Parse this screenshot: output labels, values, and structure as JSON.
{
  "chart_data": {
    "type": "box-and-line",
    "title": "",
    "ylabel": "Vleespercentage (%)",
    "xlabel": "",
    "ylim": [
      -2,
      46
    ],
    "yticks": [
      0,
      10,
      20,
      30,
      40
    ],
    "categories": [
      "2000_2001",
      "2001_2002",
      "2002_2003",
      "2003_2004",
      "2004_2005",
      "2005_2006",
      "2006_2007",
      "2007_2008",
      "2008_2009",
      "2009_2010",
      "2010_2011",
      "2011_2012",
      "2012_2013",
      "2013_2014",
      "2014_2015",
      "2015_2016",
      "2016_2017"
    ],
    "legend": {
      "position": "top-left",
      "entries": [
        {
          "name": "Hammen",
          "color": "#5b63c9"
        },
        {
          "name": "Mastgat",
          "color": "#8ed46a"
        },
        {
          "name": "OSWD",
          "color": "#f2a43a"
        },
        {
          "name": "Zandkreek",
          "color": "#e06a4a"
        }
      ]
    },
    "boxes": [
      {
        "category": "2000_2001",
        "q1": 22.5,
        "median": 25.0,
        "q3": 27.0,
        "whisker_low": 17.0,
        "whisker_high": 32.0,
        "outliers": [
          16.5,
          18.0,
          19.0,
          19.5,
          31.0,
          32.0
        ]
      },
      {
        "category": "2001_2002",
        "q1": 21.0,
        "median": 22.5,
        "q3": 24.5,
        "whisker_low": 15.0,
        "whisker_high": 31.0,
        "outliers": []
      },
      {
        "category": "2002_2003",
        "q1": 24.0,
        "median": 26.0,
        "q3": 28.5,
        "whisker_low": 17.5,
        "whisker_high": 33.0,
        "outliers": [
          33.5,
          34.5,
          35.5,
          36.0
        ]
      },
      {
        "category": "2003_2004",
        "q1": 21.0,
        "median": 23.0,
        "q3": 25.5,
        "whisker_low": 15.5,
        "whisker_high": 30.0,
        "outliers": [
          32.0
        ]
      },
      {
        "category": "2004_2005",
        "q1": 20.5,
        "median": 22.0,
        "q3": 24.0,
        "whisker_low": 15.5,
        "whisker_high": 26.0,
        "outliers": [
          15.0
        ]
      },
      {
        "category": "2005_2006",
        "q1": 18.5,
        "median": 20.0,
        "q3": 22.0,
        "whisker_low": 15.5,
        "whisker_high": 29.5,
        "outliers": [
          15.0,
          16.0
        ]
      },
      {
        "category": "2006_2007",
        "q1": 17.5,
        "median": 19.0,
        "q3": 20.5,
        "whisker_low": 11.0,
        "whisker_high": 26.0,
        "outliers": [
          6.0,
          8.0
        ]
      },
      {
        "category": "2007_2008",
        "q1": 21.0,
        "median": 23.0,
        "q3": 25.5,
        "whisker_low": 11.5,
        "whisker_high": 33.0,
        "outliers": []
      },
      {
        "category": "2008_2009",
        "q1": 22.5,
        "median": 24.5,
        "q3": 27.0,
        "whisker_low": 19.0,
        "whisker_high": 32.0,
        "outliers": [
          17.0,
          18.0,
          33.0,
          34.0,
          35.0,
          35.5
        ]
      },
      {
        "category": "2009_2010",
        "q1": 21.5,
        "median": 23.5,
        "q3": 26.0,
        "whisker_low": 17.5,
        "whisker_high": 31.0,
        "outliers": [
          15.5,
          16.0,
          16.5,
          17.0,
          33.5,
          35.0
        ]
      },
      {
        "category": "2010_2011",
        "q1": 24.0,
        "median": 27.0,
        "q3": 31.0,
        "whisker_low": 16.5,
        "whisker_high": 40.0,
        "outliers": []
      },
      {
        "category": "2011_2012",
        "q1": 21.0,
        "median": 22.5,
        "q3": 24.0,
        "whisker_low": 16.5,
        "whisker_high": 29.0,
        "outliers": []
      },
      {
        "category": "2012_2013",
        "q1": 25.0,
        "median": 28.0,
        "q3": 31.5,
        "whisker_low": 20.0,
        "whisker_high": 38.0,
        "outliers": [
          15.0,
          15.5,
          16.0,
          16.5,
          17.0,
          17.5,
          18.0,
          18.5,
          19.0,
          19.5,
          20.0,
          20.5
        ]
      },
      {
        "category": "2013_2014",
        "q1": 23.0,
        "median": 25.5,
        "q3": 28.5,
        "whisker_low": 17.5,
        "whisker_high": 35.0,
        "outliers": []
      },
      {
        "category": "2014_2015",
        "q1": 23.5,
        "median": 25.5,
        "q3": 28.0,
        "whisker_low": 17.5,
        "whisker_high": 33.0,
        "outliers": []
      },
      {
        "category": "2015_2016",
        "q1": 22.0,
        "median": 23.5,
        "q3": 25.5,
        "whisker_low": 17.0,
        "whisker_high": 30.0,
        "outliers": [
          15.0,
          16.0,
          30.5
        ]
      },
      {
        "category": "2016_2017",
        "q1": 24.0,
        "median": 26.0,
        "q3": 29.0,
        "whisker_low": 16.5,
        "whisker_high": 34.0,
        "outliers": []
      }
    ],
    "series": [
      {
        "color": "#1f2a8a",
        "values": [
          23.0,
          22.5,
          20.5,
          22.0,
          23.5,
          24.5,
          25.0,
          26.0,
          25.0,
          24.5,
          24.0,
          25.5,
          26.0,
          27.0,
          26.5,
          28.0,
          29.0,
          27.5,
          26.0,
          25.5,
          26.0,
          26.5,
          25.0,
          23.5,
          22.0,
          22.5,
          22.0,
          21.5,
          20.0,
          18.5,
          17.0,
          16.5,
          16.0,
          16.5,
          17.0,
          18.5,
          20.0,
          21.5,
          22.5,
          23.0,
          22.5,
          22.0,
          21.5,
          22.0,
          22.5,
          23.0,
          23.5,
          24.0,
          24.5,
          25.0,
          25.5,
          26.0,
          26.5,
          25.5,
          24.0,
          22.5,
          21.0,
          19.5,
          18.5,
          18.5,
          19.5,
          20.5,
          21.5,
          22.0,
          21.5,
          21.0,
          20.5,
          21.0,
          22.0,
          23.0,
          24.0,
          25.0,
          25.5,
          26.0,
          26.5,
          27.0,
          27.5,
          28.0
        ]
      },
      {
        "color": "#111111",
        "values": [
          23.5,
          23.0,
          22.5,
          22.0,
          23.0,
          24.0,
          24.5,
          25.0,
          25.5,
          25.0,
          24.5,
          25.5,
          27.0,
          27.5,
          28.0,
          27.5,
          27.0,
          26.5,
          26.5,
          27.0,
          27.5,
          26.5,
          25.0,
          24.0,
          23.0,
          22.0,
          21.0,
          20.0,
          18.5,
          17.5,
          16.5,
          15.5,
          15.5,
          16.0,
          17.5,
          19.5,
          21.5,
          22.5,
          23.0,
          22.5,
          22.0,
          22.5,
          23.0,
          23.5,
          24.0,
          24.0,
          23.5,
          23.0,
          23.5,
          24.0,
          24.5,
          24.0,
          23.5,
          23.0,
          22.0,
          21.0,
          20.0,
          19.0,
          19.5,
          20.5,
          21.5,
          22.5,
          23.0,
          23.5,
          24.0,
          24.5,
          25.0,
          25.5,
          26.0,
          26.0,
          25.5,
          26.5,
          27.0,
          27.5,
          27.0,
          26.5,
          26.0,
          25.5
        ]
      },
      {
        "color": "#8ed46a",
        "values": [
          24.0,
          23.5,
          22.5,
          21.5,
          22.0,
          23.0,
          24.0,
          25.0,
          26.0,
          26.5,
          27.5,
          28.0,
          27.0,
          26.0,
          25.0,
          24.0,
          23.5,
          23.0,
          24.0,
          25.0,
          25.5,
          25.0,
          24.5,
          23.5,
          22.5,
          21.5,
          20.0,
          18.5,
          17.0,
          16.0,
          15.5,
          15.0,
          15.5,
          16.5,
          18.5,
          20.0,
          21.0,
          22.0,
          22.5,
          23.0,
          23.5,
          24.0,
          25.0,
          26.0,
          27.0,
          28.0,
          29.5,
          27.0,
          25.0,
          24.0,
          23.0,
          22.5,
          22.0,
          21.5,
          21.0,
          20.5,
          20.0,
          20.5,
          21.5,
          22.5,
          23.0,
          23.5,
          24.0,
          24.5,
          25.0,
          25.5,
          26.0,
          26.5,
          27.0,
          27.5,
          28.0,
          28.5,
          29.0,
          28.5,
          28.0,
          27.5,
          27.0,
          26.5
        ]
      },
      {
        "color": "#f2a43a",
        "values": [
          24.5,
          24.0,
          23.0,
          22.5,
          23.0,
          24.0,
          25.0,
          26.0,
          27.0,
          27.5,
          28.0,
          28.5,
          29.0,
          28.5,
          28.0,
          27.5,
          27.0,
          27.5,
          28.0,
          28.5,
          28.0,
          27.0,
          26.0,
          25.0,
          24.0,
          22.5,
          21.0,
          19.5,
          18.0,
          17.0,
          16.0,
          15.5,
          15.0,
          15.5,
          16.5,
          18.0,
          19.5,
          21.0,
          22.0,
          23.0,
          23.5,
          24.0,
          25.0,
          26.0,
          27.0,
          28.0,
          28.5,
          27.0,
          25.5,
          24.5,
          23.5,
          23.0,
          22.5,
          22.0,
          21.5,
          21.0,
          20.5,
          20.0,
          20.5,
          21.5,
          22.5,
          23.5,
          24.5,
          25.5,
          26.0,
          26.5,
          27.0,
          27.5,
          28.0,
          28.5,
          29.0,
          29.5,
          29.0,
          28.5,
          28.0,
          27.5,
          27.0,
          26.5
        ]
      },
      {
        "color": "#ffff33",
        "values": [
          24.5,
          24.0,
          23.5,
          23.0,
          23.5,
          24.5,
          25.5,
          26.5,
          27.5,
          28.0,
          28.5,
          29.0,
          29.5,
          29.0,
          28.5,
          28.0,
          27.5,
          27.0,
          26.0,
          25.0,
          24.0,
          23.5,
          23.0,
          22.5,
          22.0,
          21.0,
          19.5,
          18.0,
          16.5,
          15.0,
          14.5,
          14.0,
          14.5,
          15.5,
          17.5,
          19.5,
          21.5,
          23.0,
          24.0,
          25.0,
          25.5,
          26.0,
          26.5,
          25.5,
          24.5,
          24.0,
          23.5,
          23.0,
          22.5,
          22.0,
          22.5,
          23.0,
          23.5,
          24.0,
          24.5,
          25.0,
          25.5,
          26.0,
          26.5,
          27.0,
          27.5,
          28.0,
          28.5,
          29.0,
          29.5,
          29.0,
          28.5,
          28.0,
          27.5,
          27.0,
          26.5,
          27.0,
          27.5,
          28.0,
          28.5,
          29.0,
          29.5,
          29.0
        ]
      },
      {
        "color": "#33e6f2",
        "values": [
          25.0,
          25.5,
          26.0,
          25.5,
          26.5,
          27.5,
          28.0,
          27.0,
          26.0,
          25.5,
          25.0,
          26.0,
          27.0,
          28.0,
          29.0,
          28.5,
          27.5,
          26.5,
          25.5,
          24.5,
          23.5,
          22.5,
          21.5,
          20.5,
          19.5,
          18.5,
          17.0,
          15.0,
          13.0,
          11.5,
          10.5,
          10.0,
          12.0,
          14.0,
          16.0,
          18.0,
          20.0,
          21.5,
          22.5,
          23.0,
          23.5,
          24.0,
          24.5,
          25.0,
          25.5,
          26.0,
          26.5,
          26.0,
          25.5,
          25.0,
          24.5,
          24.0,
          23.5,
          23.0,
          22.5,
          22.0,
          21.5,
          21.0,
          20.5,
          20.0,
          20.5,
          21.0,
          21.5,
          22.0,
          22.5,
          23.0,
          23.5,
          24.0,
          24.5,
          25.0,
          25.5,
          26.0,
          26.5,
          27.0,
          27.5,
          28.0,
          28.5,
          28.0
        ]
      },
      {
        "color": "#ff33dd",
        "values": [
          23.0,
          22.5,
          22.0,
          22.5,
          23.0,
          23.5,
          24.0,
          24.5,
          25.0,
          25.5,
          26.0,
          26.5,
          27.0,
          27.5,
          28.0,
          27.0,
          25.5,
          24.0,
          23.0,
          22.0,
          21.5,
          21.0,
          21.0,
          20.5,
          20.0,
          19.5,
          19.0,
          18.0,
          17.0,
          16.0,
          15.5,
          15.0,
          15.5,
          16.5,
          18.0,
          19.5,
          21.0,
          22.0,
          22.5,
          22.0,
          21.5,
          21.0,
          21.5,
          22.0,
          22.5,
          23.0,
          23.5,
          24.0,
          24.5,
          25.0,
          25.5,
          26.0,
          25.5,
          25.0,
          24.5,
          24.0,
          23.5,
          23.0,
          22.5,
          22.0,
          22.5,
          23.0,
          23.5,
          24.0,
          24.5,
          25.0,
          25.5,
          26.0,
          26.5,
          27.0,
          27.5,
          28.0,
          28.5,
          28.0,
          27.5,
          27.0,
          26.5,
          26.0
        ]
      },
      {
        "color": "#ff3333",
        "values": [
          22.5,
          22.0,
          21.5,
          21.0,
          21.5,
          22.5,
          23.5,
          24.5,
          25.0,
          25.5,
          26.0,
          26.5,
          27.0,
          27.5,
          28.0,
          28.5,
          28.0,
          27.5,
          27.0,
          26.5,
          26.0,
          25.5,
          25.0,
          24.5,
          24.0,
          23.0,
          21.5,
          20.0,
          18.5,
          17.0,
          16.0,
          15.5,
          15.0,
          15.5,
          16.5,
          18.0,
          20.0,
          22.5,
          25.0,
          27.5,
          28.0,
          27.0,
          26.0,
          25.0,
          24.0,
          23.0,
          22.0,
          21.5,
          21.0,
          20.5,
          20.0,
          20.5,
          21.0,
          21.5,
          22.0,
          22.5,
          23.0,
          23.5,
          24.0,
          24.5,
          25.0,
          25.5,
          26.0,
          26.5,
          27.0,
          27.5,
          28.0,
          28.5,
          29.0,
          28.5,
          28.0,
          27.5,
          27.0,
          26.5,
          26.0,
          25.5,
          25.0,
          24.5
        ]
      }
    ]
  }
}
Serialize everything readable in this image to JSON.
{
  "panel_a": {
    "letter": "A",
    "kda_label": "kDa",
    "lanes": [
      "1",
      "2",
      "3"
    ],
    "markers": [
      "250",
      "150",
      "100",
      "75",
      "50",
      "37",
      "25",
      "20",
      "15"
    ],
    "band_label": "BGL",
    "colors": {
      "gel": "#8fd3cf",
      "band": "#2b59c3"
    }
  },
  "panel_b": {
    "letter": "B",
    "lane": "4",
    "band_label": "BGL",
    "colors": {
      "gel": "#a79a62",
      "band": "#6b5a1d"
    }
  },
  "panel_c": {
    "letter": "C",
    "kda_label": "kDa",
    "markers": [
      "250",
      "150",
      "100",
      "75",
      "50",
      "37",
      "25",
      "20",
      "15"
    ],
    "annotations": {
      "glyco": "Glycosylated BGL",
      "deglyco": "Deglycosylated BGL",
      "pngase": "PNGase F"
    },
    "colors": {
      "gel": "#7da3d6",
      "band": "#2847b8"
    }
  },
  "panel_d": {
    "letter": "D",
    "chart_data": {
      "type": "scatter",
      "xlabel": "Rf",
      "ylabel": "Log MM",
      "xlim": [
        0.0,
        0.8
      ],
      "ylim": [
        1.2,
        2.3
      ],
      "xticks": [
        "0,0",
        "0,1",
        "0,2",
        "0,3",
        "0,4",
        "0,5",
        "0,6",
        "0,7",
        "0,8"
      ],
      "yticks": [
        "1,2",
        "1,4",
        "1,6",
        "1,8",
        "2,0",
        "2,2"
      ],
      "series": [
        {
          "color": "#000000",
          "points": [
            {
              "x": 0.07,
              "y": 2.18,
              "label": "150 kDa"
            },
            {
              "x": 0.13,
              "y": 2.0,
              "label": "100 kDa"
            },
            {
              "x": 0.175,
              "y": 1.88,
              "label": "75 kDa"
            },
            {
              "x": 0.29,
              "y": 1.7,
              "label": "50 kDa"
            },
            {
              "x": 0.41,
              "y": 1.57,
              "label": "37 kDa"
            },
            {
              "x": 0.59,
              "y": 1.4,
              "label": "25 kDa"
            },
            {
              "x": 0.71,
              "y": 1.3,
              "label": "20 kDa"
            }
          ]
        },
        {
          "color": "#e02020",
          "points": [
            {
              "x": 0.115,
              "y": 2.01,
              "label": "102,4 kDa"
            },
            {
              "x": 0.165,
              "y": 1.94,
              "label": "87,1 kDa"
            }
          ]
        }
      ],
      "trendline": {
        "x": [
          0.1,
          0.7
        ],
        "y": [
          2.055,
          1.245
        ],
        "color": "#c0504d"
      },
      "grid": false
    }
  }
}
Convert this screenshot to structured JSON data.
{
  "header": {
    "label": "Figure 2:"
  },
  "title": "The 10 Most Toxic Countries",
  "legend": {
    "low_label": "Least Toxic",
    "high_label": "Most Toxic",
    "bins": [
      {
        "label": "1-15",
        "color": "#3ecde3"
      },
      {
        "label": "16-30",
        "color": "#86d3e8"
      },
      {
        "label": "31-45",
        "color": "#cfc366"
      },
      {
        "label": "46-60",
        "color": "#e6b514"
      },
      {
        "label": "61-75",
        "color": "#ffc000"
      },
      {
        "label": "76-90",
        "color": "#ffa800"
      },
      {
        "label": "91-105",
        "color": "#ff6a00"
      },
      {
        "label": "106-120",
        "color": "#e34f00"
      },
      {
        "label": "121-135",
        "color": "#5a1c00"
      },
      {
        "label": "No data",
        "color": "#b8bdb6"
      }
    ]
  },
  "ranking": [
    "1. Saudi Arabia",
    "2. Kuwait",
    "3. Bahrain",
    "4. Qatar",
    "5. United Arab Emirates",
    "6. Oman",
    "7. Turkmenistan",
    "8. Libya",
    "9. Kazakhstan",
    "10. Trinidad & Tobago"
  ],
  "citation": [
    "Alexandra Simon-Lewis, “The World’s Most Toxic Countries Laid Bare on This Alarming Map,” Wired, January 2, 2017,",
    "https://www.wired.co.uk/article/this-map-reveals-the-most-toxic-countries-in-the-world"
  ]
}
■ ■ ■
Copy each line of the listing that holds the word "title".

    "title": "",
  "title": "The 10 Most Toxic Countries",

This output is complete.